__What you need to do__:
Rewrite every line of the records below as a numbered list, leaving out any blank lines.

__Exercise material__:
==================================================

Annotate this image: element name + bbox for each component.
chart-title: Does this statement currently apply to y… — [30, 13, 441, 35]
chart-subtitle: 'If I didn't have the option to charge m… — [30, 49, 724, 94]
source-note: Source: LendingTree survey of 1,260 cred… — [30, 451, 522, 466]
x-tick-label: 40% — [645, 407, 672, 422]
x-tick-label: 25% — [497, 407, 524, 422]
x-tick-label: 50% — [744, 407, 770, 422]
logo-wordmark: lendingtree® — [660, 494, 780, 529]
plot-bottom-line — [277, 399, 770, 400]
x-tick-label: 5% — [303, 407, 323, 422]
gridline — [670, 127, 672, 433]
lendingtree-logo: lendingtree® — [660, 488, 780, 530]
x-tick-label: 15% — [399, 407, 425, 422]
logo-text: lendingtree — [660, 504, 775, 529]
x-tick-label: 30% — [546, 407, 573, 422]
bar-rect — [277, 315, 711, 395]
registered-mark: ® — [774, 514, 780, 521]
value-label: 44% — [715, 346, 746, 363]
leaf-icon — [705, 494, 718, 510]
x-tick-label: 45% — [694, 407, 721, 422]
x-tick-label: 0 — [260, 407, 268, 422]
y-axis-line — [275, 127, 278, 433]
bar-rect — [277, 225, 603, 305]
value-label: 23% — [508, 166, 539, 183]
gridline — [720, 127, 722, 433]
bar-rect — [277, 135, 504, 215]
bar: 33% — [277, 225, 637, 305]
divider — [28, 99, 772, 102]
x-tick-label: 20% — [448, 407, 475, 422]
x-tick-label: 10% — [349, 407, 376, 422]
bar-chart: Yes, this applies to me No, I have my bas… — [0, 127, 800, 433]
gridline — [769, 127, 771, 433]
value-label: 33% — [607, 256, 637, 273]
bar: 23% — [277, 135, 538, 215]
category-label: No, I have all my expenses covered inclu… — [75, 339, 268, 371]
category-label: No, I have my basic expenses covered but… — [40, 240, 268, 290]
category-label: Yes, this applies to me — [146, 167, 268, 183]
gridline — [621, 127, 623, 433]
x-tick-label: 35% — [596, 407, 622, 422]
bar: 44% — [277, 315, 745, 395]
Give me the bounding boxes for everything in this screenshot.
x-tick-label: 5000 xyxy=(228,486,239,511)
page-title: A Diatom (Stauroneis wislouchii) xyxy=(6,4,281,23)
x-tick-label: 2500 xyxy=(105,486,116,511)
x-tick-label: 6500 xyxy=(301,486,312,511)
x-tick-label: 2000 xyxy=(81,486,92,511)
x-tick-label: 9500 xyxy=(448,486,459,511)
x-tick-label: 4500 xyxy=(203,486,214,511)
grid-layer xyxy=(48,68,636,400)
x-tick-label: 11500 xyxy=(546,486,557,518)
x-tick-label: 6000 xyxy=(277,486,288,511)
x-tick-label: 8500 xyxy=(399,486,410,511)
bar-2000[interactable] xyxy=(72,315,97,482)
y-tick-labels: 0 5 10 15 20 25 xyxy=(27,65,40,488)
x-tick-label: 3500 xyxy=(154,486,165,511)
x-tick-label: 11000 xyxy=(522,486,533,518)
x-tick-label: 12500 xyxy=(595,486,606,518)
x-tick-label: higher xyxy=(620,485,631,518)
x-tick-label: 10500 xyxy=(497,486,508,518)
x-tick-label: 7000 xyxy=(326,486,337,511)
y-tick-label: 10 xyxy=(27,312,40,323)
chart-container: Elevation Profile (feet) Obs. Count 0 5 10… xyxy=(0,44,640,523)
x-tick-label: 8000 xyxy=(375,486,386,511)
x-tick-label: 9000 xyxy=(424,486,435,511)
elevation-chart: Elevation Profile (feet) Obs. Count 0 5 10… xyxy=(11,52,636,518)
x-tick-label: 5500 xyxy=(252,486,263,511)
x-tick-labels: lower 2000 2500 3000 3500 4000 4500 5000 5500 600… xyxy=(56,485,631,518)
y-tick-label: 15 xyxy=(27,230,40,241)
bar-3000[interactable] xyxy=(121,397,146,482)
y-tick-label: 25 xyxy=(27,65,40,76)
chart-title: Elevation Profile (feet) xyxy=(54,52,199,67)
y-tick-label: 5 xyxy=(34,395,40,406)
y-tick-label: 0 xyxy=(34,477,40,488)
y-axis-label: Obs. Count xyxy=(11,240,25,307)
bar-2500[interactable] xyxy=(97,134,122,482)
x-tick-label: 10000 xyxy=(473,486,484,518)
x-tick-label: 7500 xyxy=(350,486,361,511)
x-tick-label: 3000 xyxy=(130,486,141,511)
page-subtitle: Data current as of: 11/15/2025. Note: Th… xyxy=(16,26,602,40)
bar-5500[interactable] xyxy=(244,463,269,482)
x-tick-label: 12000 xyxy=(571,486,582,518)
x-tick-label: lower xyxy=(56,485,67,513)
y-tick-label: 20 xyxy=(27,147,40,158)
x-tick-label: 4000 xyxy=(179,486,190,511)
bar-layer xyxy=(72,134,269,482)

==================================================

__Exercise output__:
1. Annotate this image: element name + bbox for each component.
2. chart-title: Does this statement currently apply to y… — [30, 13, 441, 35]
3. chart-subtitle: 'If I didn't have the option to charge m… — [30, 49, 724, 94]
4. source-note: Source: LendingTree survey of 1,260 cred… — [30, 451, 522, 466]
5. x-tick-label: 40% — [645, 407, 672, 422]
6. x-tick-label: 25% — [497, 407, 524, 422]
7. x-tick-label: 50% — [744, 407, 770, 422]
8. logo-wordmark: lendingtree® — [660, 494, 780, 529]
9. plot-bottom-line — [277, 399, 770, 400]
10. x-tick-label: 5% — [303, 407, 323, 422]
11. gridline — [670, 127, 672, 433]
12. lendingtree-logo: lendingtree® — [660, 488, 780, 530]
13. x-tick-label: 15% — [399, 407, 425, 422]
14. logo-text: lendingtree — [660, 504, 775, 529]
15. x-tick-label: 30% — [546, 407, 573, 422]
16. bar-rect — [277, 315, 711, 395]
17. registered-mark: ® — [774, 514, 780, 521]
18. value-label: 44% — [715, 346, 746, 363]
19. leaf-icon — [705, 494, 718, 510]
20. x-tick-label: 45% — [694, 407, 721, 422]
21. x-tick-label: 0 — [260, 407, 268, 422]
22. y-axis-line — [275, 127, 278, 433]
23. bar-rect — [277, 225, 603, 305]
24. value-label: 23% — [508, 166, 539, 183]
25. gridline — [720, 127, 722, 433]
26. bar-rect — [277, 135, 504, 215]
27. bar: 33% — [277, 225, 637, 305]
28. divider — [28, 99, 772, 102]
29. x-tick-label: 20% — [448, 407, 475, 422]
30. x-tick-label: 10% — [349, 407, 376, 422]
31. bar-chart: Yes, this applies to me No, I have my bas… — [0, 127, 800, 433]
32. gridline — [769, 127, 771, 433]
33. value-label: 33% — [607, 256, 637, 273]
34. bar: 23% — [277, 135, 538, 215]
35. category-label: No, I have all my expenses covered inclu… — [75, 339, 268, 371]
36. category-label: No, I have my basic expenses covered but… — [40, 240, 268, 290]
37. category-label: Yes, this applies to me — [146, 167, 268, 183]
38. gridline — [621, 127, 623, 433]
39. x-tick-label: 35% — [596, 407, 622, 422]
40. bar: 44% — [277, 315, 745, 395]
41. Give me the bounding boxes for everything in this screenshot.
42. x-tick-label: 5000 xyxy=(228,486,239,511)
43. page-title: A Diatom (Stauroneis wislouchii) xyxy=(6,4,281,23)
44. x-tick-label: 2500 xyxy=(105,486,116,511)
45. x-tick-label: 6500 xyxy=(301,486,312,511)
46. x-tick-label: 2000 xyxy=(81,486,92,511)
47. x-tick-label: 9500 xyxy=(448,486,459,511)
48. x-tick-label: 4500 xyxy=(203,486,214,511)
49. grid-layer xyxy=(48,68,636,400)
50. x-tick-label: 11500 xyxy=(546,486,557,518)
51. x-tick-label: 6000 xyxy=(277,486,288,511)
52. x-tick-label: 8500 xyxy=(399,486,410,511)
53. bar-2000[interactable] xyxy=(72,315,97,482)
54. y-tick-labels: 0 5 10 15 20 25 xyxy=(27,65,40,488)
55. x-tick-label: 3500 xyxy=(154,486,165,511)
56. x-tick-label: 11000 xyxy=(522,486,533,518)
57. x-tick-label: 12500 xyxy=(595,486,606,518)
58. x-tick-label: higher xyxy=(620,485,631,518)
59. x-tick-label: 10500 xyxy=(497,486,508,518)
60. x-tick-label: 7000 xyxy=(326,486,337,511)
61. y-tick-label: 10 xyxy=(27,312,40,323)
62. chart-container: Elevation Profile (feet) Obs. Count 0 5 10… xyxy=(0,44,640,523)
63. x-tick-label: 8000 xyxy=(375,486,386,511)
64. x-tick-label: 9000 xyxy=(424,486,435,511)
65. elevation-chart: Elevation Profile (feet) Obs. Count 0 5 10… xyxy=(11,52,636,518)
66. x-tick-label: 5500 xyxy=(252,486,263,511)
67. x-tick-labels: lower 2000 2500 3000 3500 4000 4500 5000 5500 600… xyxy=(56,485,631,518)
68. y-tick-label: 15 xyxy=(27,230,40,241)
69. bar-3000[interactable] xyxy=(121,397,146,482)
70. y-tick-label: 25 xyxy=(27,65,40,76)
71. chart-title: Elevation Profile (feet) xyxy=(54,52,199,67)
72. y-tick-label: 5 xyxy=(34,395,40,406)
73. y-tick-label: 0 xyxy=(34,477,40,488)
74. y-axis-label: Obs. Count xyxy=(11,240,25,307)
75. bar-2500[interactable] xyxy=(97,134,122,482)
76. x-tick-label: 10000 xyxy=(473,486,484,518)
77. x-tick-label: 7500 xyxy=(350,486,361,511)
78. x-tick-label: 3000 xyxy=(130,486,141,511)
79. page-subtitle: Data current as of: 11/15/2025. Note: Th… xyxy=(16,26,602,40)
80. bar-5500[interactable] xyxy=(244,463,269,482)
81. x-tick-label: 12000 xyxy=(571,486,582,518)
82. x-tick-label: lower xyxy=(56,485,67,513)
83. y-tick-label: 20 xyxy=(27,147,40,158)
84. x-tick-label: 4000 xyxy=(179,486,190,511)
85. bar-layer xyxy=(72,134,269,482)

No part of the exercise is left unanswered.